Stored records:
^^^^

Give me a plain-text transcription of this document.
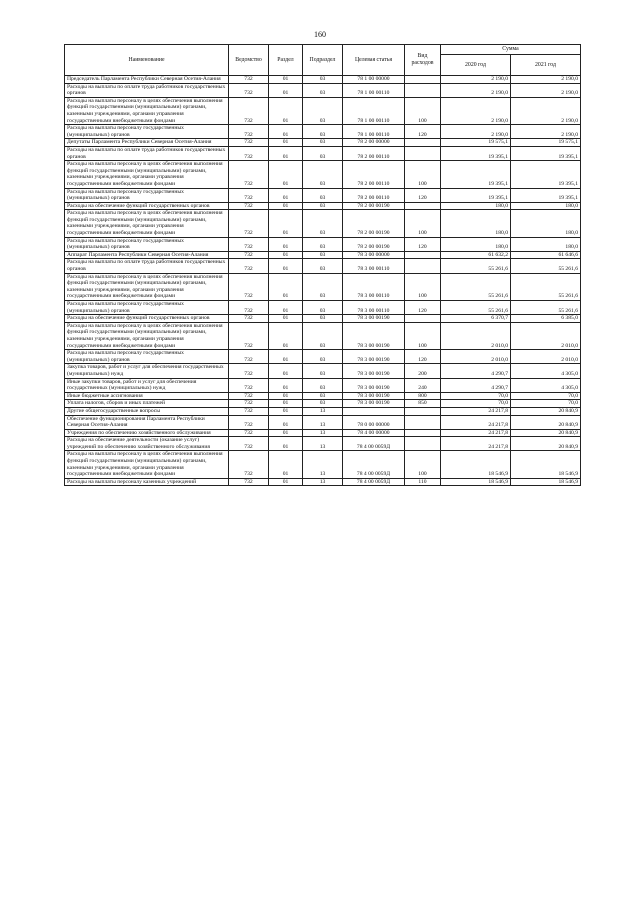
160
Наименование	Ведомство	Раздел	Подраздел	Целевая статья	Вид расходов	Сумма	
						2020 год	2021 год
Председатель Парламента Республики Северная Осетия-Алания	732	01	03	78 1 00 00000		2 190,0	2 190,0
Расходы на выплаты по оплате труда работников государственных органов	732	01	03	78 1 00 00110		2 190,0	2 190,0
Расходы на выплаты персоналу в целях обеспечения выполнения функций государственными (муниципальными) органами, казенными учреждениями, органами управления государственными внебюджетными фондами	732	01	03	78 1 00 00110	100	2 190,0	2 190,0
Расходы на выплаты персоналу государственных (муниципальных) органов	732	01	03	78 1 00 00110	120	2 190,0	2 190,0
Депутаты Парламента Республики Северная Осетия-Алания	732	01	03	78 2 00 00000		19 575,1	19 575,1
Расходы на выплаты по оплате труда работников государственных органов	732	01	03	78 2 00 00110		19 395,1	19 395,1
Расходы на выплаты персоналу в целях обеспечения выполнения функций государственными (муниципальными) органами, казенными учреждениями, органами управления государственными внебюджетными фондами	732	01	03	78 2 00 00110	100	19 395,1	19 395,1
Расходы на выплаты персоналу государственных (муниципальных) органов	732	01	03	78 2 00 00110	120	19 395,1	19 395,1
Расходы на обеспечение функций государственных органов	732	01	03	78 2 00 00190		180,0	180,0
Расходы на выплаты персоналу в целях обеспечения выполнения функций государственными (муниципальными) органами, казенными учреждениями, органами управления государственными внебюджетными фондами	732	01	03	78 2 00 00190	100	180,0	180,0
Расходы на выплаты персоналу государственных (муниципальных) органов	732	01	03	78 2 00 00190	120	180,0	180,0
Аппарат Парламента Республики Северная Осетия-Алания	732	01	03	78 3 00 00000		61 632,2	61 646,6
Расходы на выплаты по оплате труда работников государственных органов	732	01	03	78 3 00 00110		55 261,6	55 261,6
Расходы на выплаты персоналу в целях обеспечения выполнения функций государственными (муниципальными) органами, казенными учреждениями, органами управления государственными внебюджетными фондами	732	01	03	78 3 00 00110	100	55 261,6	55 261,6
Расходы на выплаты персоналу государственных (муниципальных) органов	732	01	03	78 3 00 00110	120	55 261,6	55 261,6
Расходы на обеспечение функций государственных органов	732	01	03	78 3 00 00190		6 370,7	6 385,0
Расходы на выплаты персоналу в целях обеспечения выполнения функций государственными (муниципальными) органами, казенными учреждениями, органами управления государственными внебюджетными фондами	732	01	03	78 3 00 00190	100	2 010,0	2 010,0
Расходы на выплаты персоналу государственных (муниципальных) органов	732	01	03	78 3 00 00190	120	2 010,0	2 010,0
Закупка товаров, работ и услуг для обеспечения государственных (муниципальных) нужд	732	01	03	78 3 00 00190	200	4 290,7	4 305,0
Иные закупки товаров, работ и услуг для обеспечения государственных (муниципальных) нужд	732	01	03	78 3 00 00190	240	4 290,7	4 305,0
Иные бюджетные ассигнования	732	01	03	78 3 00 00190	800	70,0	70,0
Уплата налогов, сборов и иных платежей	732	01	03	78 3 00 00190	850	70,0	70,0
Другие общегосударственные вопросы	732	01	13			24 217,8	20 840,9
Обеспечение функционирования Парламента Республики Северная Осетия-Алания	732	01	13	78 0 00 00000		24 217,8	20 840,9
Учреждения по обеспечению хозяйственного обслуживания	732	01	13	78 4 00 00000		24 217,8	20 840,9
Расходы на обеспечение деятельности (оказание услуг) учреждений по обеспечению хозяйственного обслуживания	732	01	13	78 4 00 0059Д		24 217,8	20 840,9
Расходы на выплаты персоналу в целях обеспечения выполнения функций государственными (муниципальными) органами, казенными учреждениями, органами управления государственными внебюджетными фондами	732	01	13	78 4 00 0059Д	100	18 546,9	18 546,9
Расходы на выплаты персоналу казенных учреждений	732	01	13	78 4 00 0059Д	110	18 546,9	18 546,9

^^^^

Copy each line of the entries that includes the word "обслуживания".

Учреждения по обеспечению хозяйственного обслуживания	732	01	13	78 4 00 00000		24 217,8	20 840,9
Расходы на обеспечение деятельности (оказание услуг) учреждений по обеспечению хозяйственного обслуживания	732	01	13	78 4 00 0059Д		24 217,8	20 840,9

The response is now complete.